▶ What the task asks
Below are some records. Copy every line in them that holds "xlabel".
┌─ Records to use
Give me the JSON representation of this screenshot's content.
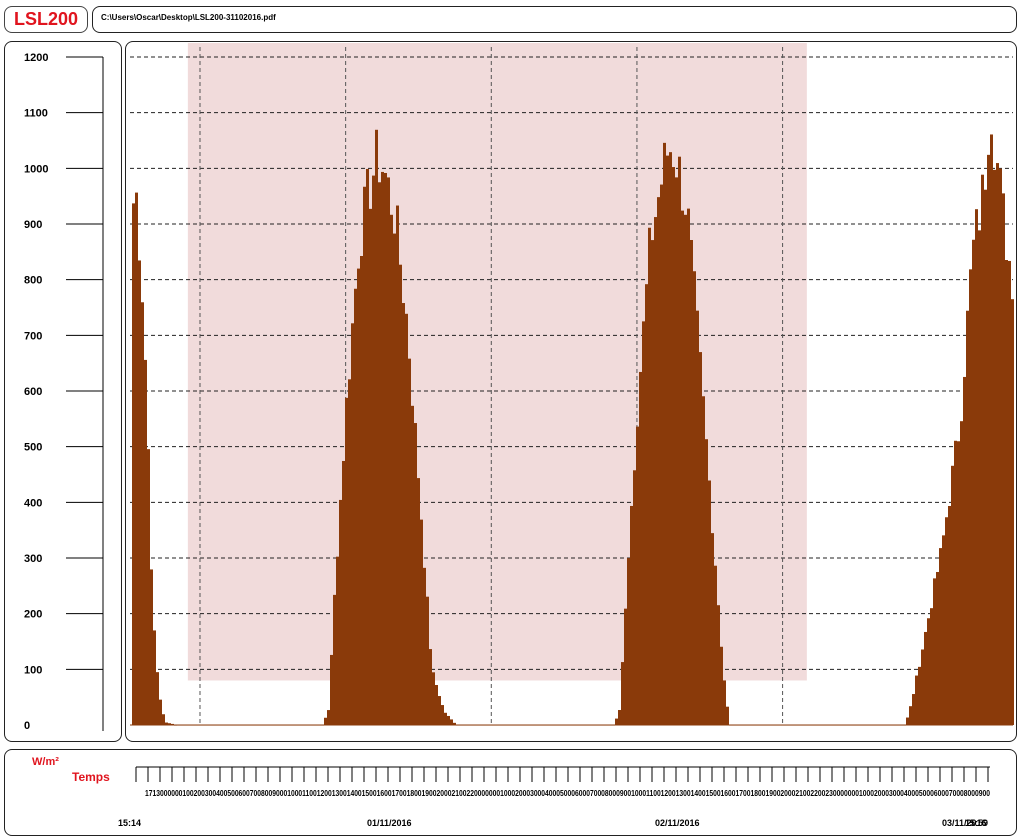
{
  "app": {
    "logo": "LSL200",
    "logo_color": "#e0141e",
    "file_path": "C:\\Users\\Oscar\\Desktop\\LSL200-31102016.pdf"
  },
  "chart_data": {
    "type": "bar",
    "ylabel": "W/m²",
    "xlabel": "Temps",
    "ylim": [
      0,
      1200
    ],
    "yticks": [
      0,
      100,
      200,
      300,
      400,
      500,
      600,
      700,
      800,
      900,
      1000,
      1100,
      1200
    ],
    "grid": "horizontal dashed every 100, vertical dashed at day/12h boundaries",
    "bar_color": "#8a3a0a",
    "highlight_color": "#e8c3c3",
    "highlight_range": {
      "from": "31/10/2016 20:00",
      "to": "02/11/2016 23:00",
      "y": [
        80,
        1200
      ]
    },
    "x_start": "31/10/2016 15:14",
    "x_end": "03/11/2016 15:59",
    "x_date_labels": [
      "15:14",
      "01/11/2016",
      "02/11/2016",
      "03/11/2016",
      "15:59"
    ],
    "x_ticks_text": "1713000000100200300400500600700800900010001100120013001400150016001700180019002000210022000000010002000300040005000600070008000900100011001200130014001500160017001800190020002100220023000000010002000300040005000600070008000900",
    "series": [
      {
        "values_description_free": true,
        "points": [
          {
            "t": "31/10/2016 15:14",
            "v": 940
          },
          {
            "t": "31/10/2016 15:40",
            "v": 960
          },
          {
            "t": "31/10/2016 16:05",
            "v": 820
          },
          {
            "t": "31/10/2016 16:30",
            "v": 610
          },
          {
            "t": "31/10/2016 17:00",
            "v": 200
          },
          {
            "t": "31/10/2016 17:30",
            "v": 60
          },
          {
            "t": "31/10/2016 18:00",
            "v": 5
          },
          {
            "t": "31/10/2016 19:00",
            "v": 0
          },
          {
            "t": "01/11/2016 07:00",
            "v": 0
          },
          {
            "t": "01/11/2016 07:30",
            "v": 30
          },
          {
            "t": "01/11/2016 08:00",
            "v": 250
          },
          {
            "t": "01/11/2016 09:00",
            "v": 600
          },
          {
            "t": "01/11/2016 10:00",
            "v": 880
          },
          {
            "t": "01/11/2016 11:00",
            "v": 990
          },
          {
            "t": "01/11/2016 11:30",
            "v": 1030
          },
          {
            "t": "01/11/2016 12:00",
            "v": 1010
          },
          {
            "t": "01/11/2016 13:00",
            "v": 920
          },
          {
            "t": "01/11/2016 14:00",
            "v": 720
          },
          {
            "t": "01/11/2016 15:00",
            "v": 420
          },
          {
            "t": "01/11/2016 16:00",
            "v": 100
          },
          {
            "t": "01/11/2016 17:00",
            "v": 25
          },
          {
            "t": "01/11/2016 18:00",
            "v": 0
          },
          {
            "t": "02/11/2016 07:00",
            "v": 0
          },
          {
            "t": "02/11/2016 07:30",
            "v": 30
          },
          {
            "t": "02/11/2016 08:00",
            "v": 250
          },
          {
            "t": "02/11/2016 09:00",
            "v": 600
          },
          {
            "t": "02/11/2016 10:00",
            "v": 880
          },
          {
            "t": "02/11/2016 11:00",
            "v": 1000
          },
          {
            "t": "02/11/2016 11:30",
            "v": 1050
          },
          {
            "t": "02/11/2016 12:00",
            "v": 1040
          },
          {
            "t": "02/11/2016 13:00",
            "v": 940
          },
          {
            "t": "02/11/2016 14:00",
            "v": 680
          },
          {
            "t": "02/11/2016 15:00",
            "v": 400
          },
          {
            "t": "02/11/2016 16:00",
            "v": 100
          },
          {
            "t": "02/11/2016 16:30",
            "v": 0
          },
          {
            "t": "03/11/2016 07:00",
            "v": 0
          },
          {
            "t": "03/11/2016 07:30",
            "v": 40
          },
          {
            "t": "03/11/2016 08:30",
            "v": 150
          },
          {
            "t": "03/11/2016 10:00",
            "v": 320
          },
          {
            "t": "03/11/2016 11:30",
            "v": 550
          },
          {
            "t": "03/11/2016 12:30",
            "v": 850
          },
          {
            "t": "03/11/2016 13:30",
            "v": 980
          },
          {
            "t": "03/11/2016 14:00",
            "v": 1150
          },
          {
            "t": "03/11/2016 14:30",
            "v": 1030
          },
          {
            "t": "03/11/2016 15:00",
            "v": 940
          },
          {
            "t": "03/11/2016 15:30",
            "v": 850
          },
          {
            "t": "03/11/2016 15:59",
            "v": 800
          }
        ]
      }
    ]
  }
}
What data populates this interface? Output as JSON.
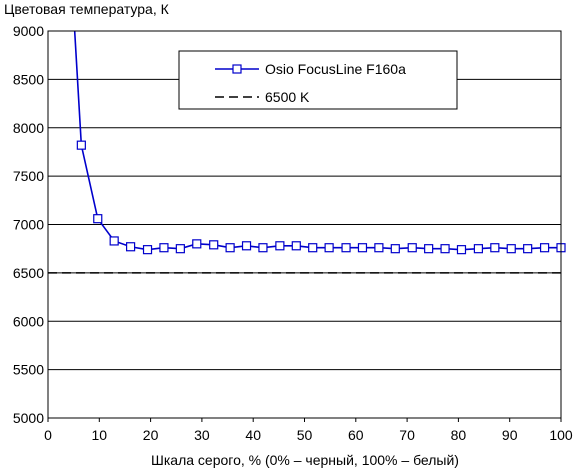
{
  "chart_data": {
    "type": "line",
    "title": "",
    "ylabel": "Цветовая температура, К",
    "xlabel": "Шкала серого, % (0% – черный, 100% – белый)",
    "xlim": [
      0,
      100
    ],
    "ylim": [
      5000,
      9000
    ],
    "x_ticks": [
      0,
      10,
      20,
      30,
      40,
      50,
      60,
      70,
      80,
      90,
      100
    ],
    "y_ticks": [
      5000,
      5500,
      6000,
      6500,
      7000,
      7500,
      8000,
      8500,
      9000
    ],
    "grid": {
      "horizontal": true,
      "vertical": false
    },
    "legend_position": "top-right",
    "series": [
      {
        "name": "Osio FocusLine F160a",
        "color": "#0000cc",
        "marker": "square",
        "x": [
          5.2,
          6.5,
          9.7,
          12.9,
          16.1,
          19.4,
          22.6,
          25.8,
          29.0,
          32.3,
          35.5,
          38.7,
          41.9,
          45.2,
          48.4,
          51.6,
          54.8,
          58.1,
          61.3,
          64.5,
          67.7,
          71.0,
          74.2,
          77.4,
          80.6,
          83.9,
          87.1,
          90.3,
          93.5,
          96.8,
          100.0
        ],
        "y": [
          9000,
          7820,
          7060,
          6830,
          6770,
          6740,
          6760,
          6750,
          6800,
          6790,
          6760,
          6780,
          6760,
          6780,
          6780,
          6760,
          6760,
          6760,
          6760,
          6760,
          6750,
          6760,
          6750,
          6750,
          6740,
          6750,
          6760,
          6750,
          6750,
          6760,
          6760
        ],
        "first_point_marker": false
      },
      {
        "name": "6500 K",
        "color": "#000000",
        "style": "dashed",
        "x": [
          0,
          100
        ],
        "y": [
          6500,
          6500
        ]
      }
    ]
  }
}
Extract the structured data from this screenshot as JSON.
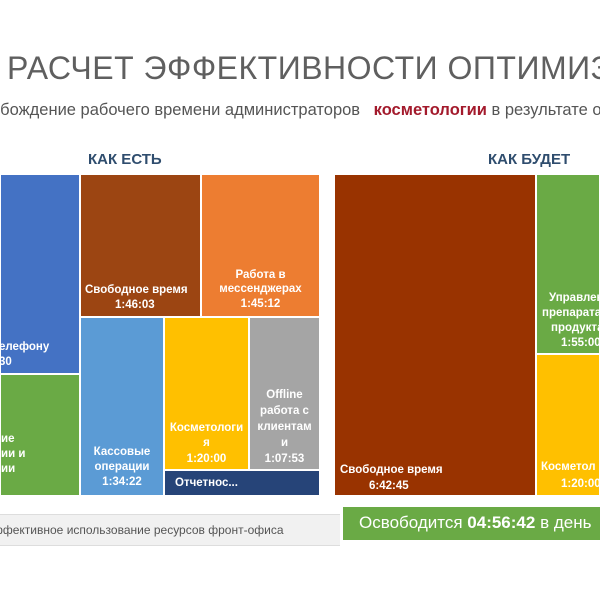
{
  "title": "РАСЧЕТ ЭФФЕКТИВНОСТИ ОПТИМИЗАЦ",
  "subtitle": {
    "lead": "обождение рабочего времени администраторов ",
    "accent": "косметологии",
    "tail": " в результате о"
  },
  "as_is": {
    "header": "КАК ЕСТЬ",
    "tiles": {
      "phone": {
        "line1": "елефону",
        "line2": "30"
      },
      "other": {
        "line1": "ие",
        "line2": "ии и",
        "line3": "ии"
      },
      "free_time": {
        "name": "Свободное время",
        "value": "1:46:03"
      },
      "messengers": {
        "name1": "Работа в",
        "name2": "мессенджерах",
        "value": "1:45:12"
      },
      "cash": {
        "name1": "Кассовые",
        "name2": "операции",
        "value": "1:34:22"
      },
      "cosmetology": {
        "name1": "Косметологи",
        "name2": "я",
        "value": "1:20:00"
      },
      "offline": {
        "name1": "Offline",
        "name2": "работа с",
        "name3": "клиентам",
        "name4": "и",
        "value": "1:07:53"
      },
      "reports": {
        "name": "Отчетнос..."
      }
    }
  },
  "to_be": {
    "header": "КАК БУДЕТ",
    "tiles": {
      "free_time": {
        "name": "Свободное время",
        "value": "6:42:45"
      },
      "management": {
        "name1": "Управлен",
        "name2": "препарата",
        "name3": "продукта",
        "value": "1:55:00"
      },
      "cosmetology": {
        "name": "Косметол",
        "value": "1:20:00"
      }
    }
  },
  "footnote": "ффективное использование ресурсов фронт-офиса",
  "banner": {
    "prefix": "Освободится ",
    "value": "04:56:42",
    "suffix": " в день"
  },
  "colors": {
    "blue": "#4472c4",
    "green": "#6aaa45",
    "brown": "#9c4512",
    "orange": "#ed7d31",
    "light_blue": "#5b9bd5",
    "yellow": "#ffc000",
    "gray": "#a5a5a5",
    "navy": "#264478",
    "dark_orange": "#993300"
  }
}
└─
▶ The result
    "xlabel": "Temps",
    "xlabel": "Шкала серого, % (0% – черный, 100% – белый)",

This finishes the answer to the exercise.